■ **SET EXERCISE**
How many lines in the records below contain the word "fault"? Give only the number.

start INPUT

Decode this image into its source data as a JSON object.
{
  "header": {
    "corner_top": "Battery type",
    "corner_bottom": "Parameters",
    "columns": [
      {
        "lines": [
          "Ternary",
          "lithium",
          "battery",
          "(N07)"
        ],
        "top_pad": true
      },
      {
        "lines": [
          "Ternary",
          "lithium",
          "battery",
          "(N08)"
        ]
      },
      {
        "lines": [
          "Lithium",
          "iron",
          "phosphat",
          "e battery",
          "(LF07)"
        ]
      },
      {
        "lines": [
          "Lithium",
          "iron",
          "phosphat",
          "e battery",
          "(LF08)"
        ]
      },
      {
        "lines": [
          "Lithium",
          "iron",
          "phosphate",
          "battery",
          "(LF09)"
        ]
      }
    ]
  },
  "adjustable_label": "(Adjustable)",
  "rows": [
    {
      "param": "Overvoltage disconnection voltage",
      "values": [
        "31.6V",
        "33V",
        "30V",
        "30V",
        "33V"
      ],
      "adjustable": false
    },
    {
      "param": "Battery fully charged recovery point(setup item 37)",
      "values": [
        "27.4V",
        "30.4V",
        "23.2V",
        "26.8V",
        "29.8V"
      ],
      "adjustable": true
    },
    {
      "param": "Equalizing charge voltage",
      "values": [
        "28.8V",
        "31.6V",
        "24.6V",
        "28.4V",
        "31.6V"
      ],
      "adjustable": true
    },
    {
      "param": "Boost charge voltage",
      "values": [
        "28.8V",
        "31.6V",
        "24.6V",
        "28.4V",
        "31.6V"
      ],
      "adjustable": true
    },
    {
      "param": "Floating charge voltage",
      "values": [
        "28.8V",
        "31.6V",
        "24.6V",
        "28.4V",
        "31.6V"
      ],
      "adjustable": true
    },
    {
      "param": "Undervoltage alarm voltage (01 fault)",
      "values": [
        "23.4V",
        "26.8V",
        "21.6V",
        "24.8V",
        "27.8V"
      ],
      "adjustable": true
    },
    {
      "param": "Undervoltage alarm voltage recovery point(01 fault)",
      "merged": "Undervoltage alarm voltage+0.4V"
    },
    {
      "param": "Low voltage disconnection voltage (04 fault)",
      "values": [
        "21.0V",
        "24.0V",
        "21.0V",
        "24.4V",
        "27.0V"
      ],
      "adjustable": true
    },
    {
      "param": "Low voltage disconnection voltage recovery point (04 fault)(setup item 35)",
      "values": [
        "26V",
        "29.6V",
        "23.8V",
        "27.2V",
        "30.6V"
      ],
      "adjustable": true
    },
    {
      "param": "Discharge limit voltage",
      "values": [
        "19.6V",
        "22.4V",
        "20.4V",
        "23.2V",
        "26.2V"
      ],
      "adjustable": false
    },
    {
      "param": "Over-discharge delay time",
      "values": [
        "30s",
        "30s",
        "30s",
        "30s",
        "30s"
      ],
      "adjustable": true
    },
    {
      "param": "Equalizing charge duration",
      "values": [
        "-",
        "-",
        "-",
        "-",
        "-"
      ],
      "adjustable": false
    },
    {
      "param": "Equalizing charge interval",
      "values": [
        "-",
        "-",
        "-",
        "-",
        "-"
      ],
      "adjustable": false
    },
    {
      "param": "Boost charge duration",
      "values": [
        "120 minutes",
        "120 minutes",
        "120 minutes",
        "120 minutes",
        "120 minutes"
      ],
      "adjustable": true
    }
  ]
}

end INPUT

■ **SOLUTION**
4